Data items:

---+---

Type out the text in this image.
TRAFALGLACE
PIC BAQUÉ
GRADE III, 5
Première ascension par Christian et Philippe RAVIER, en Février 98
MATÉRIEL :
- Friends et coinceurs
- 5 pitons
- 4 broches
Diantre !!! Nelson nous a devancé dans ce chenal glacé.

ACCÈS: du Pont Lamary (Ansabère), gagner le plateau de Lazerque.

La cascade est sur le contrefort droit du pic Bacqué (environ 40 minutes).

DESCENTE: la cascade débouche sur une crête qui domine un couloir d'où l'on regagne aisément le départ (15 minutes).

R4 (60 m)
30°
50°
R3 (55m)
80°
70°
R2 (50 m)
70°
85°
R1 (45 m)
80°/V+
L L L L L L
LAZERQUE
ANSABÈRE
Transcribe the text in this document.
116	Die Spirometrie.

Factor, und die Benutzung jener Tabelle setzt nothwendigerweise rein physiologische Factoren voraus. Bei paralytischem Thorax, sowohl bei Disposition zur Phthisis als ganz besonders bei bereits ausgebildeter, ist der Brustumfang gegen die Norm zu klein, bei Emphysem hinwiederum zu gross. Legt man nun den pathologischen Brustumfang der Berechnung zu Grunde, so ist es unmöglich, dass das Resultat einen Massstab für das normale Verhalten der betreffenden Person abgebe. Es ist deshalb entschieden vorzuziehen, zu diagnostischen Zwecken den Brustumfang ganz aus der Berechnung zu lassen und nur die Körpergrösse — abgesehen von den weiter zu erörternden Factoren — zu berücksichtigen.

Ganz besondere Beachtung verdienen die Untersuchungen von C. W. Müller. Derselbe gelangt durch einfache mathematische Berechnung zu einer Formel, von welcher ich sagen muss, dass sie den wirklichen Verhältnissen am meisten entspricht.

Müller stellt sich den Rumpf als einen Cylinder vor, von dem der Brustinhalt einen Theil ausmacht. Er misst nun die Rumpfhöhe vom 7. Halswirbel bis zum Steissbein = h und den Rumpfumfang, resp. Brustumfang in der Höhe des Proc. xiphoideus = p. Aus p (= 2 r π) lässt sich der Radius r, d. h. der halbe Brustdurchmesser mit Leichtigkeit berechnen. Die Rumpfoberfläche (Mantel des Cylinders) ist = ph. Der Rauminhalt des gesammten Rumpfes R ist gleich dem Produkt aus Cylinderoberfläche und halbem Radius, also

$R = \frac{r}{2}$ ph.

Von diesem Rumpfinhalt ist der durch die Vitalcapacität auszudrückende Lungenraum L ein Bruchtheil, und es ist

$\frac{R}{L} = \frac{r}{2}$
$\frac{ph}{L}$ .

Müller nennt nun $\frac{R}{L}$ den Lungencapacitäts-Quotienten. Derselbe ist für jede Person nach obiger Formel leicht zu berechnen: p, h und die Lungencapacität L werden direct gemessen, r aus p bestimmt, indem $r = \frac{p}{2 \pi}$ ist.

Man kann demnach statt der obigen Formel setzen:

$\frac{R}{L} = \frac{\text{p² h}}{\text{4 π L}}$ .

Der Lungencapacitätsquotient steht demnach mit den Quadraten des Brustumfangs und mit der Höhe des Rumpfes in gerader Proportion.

---+---

# [WHAT THIS TASK INVOLVES]
Return each entry from above without altering a single character.

# [THE OUTPUT]
Type out the text in this image.
TRAFALGLACE
PIC BAQUÉ
GRADE III, 5
Première ascension par Christian et Philippe RAVIER, en Février 98
MATÉRIEL :
- Friends et coinceurs
- 5 pitons
- 4 broches
Diantre !!! Nelson nous a devancé dans ce chenal glacé.

ACCÈS: du Pont Lamary (Ansabère), gagner le plateau de Lazerque.

La cascade est sur le contrefort droit du pic Bacqué (environ 40 minutes).

DESCENTE: la cascade débouche sur une crête qui domine un couloir d'où l'on regagne aisément le départ (15 minutes).

R4 (60 m)
30°
50°
R3 (55m)
80°
70°
R2 (50 m)
70°
85°
R1 (45 m)
80°/V+
L L L L L L
LAZERQUE
ANSABÈRE
Transcribe the text in this document.
116	Die Spirometrie.

Factor, und die Benutzung jener Tabelle setzt nothwendigerweise rein physiologische Factoren voraus. Bei paralytischem Thorax, sowohl bei Disposition zur Phthisis als ganz besonders bei bereits ausgebildeter, ist der Brustumfang gegen die Norm zu klein, bei Emphysem hinwiederum zu gross. Legt man nun den pathologischen Brustumfang der Berechnung zu Grunde, so ist es unmöglich, dass das Resultat einen Massstab für das normale Verhalten der betreffenden Person abgebe. Es ist deshalb entschieden vorzuziehen, zu diagnostischen Zwecken den Brustumfang ganz aus der Berechnung zu lassen und nur die Körpergrösse — abgesehen von den weiter zu erörternden Factoren — zu berücksichtigen.

Ganz besondere Beachtung verdienen die Untersuchungen von C. W. Müller. Derselbe gelangt durch einfache mathematische Berechnung zu einer Formel, von welcher ich sagen muss, dass sie den wirklichen Verhältnissen am meisten entspricht.

Müller stellt sich den Rumpf als einen Cylinder vor, von dem der Brustinhalt einen Theil ausmacht. Er misst nun die Rumpfhöhe vom 7. Halswirbel bis zum Steissbein = h und den Rumpfumfang, resp. Brustumfang in der Höhe des Proc. xiphoideus = p. Aus p (= 2 r π) lässt sich der Radius r, d. h. der halbe Brustdurchmesser mit Leichtigkeit berechnen. Die Rumpfoberfläche (Mantel des Cylinders) ist = ph. Der Rauminhalt des gesammten Rumpfes R ist gleich dem Produkt aus Cylinderoberfläche und halbem Radius, also

$R = \frac{r}{2}$ ph.

Von diesem Rumpfinhalt ist der durch die Vitalcapacität auszudrückende Lungenraum L ein Bruchtheil, und es ist

$\frac{R}{L} = \frac{r}{2}$
$\frac{ph}{L}$ .

Müller nennt nun $\frac{R}{L}$ den Lungencapacitäts-Quotienten. Derselbe ist für jede Person nach obiger Formel leicht zu berechnen: p, h und die Lungencapacität L werden direct gemessen, r aus p bestimmt, indem $r = \frac{p}{2 \pi}$ ist.

Man kann demnach statt der obigen Formel setzen:

$\frac{R}{L} = \frac{\text{p² h}}{\text{4 π L}}$ .

Der Lungencapacitätsquotient steht demnach mit den Quadraten des Brustumfangs und mit der Höhe des Rumpfes in gerader Proportion.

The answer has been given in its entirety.